### DATA SECTION
------------------------------------------------------------------------
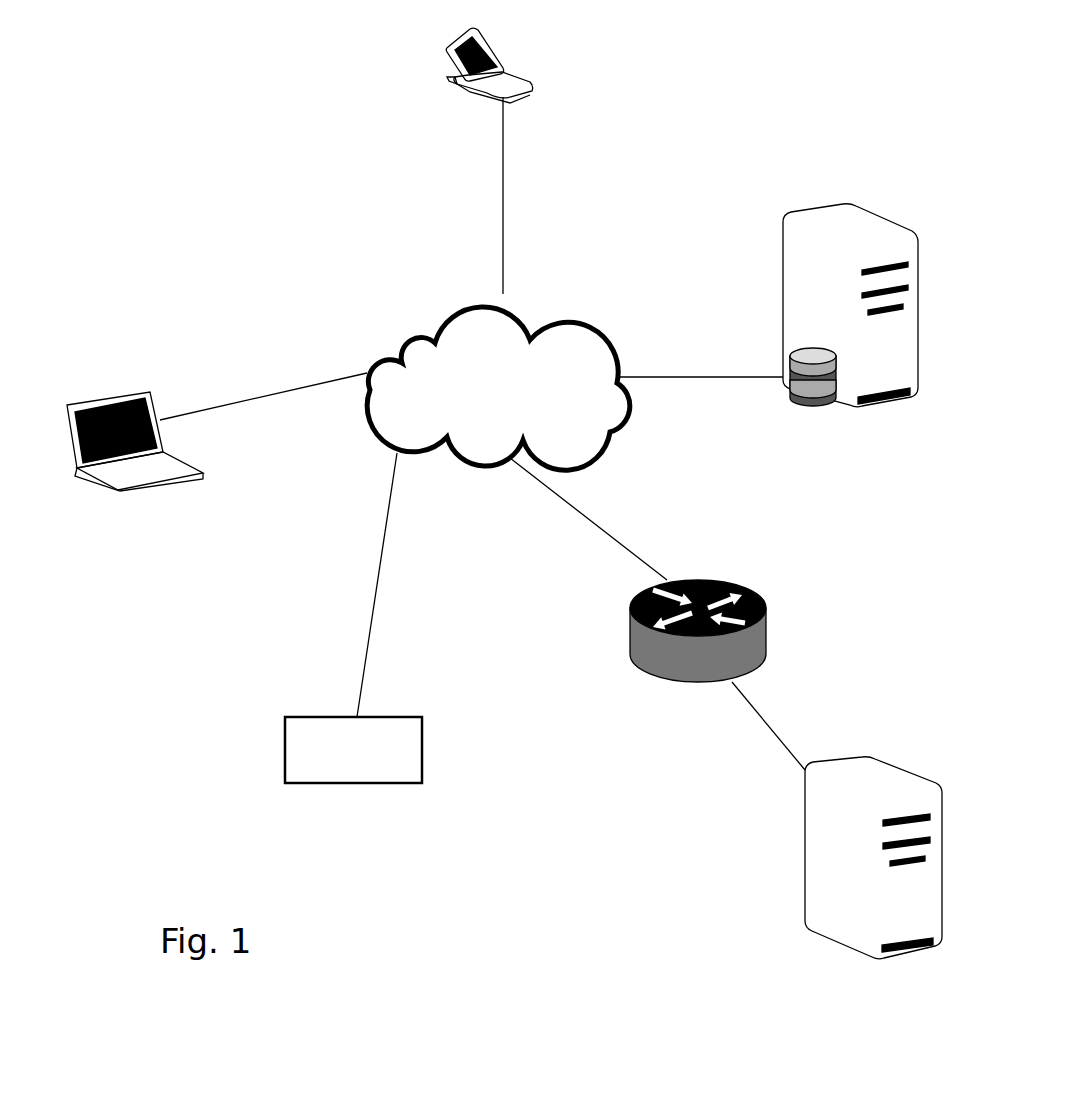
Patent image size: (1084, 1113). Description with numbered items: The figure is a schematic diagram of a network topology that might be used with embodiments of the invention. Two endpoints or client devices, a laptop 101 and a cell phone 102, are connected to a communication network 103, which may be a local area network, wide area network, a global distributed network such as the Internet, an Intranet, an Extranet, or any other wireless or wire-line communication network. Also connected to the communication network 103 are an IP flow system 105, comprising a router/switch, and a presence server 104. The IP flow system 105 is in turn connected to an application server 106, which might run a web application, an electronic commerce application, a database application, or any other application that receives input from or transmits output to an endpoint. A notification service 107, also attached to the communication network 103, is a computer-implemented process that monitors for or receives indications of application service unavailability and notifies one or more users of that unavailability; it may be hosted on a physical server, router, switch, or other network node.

The laptop 101 is at (93, 483).
The cell phone 102 is at (490, 45).
The communication network 103 is at (366, 410).
The presence server 104 is at (888, 400).
The IP flow system 105 is at (630, 657).
The application server 106 is at (872, 957).
The notification service 107 is at (387, 785).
------------------------------------------------------------------------
Which lines in the records above contain the word "flow" with matching case? Return each of those lines in full.

Patent image size: (1084, 1113). Description with numbered items: The figure is a schematic diagram of a network topology that might be used with embodiments of the invention. Two endpoints or client devices, a laptop 101 and a cell phone 102, are connected to a communication network 103, which may be a local area network, wide area network, a global distributed network such as the Internet, an Intranet, an Extranet, or any other wireless or wire-line communication network. Also connected to the communication network 103 are an IP flow system 105, comprising a router/switch, and a presence server 104. The IP flow system 105 is in turn connected to an application server 106, which might run a web application, an electronic commerce application, a database application, or any other application that receives input from or transmits output to an endpoint. A notification service 107, also attached to the communication network 103, is a computer-implemented process that monitors for or receives indications of application service unavailability and notifies one or more users of that unavailability; it may be hosted on a physical server, router, switch, or other network node.
The IP flow system 105 is at (630, 657).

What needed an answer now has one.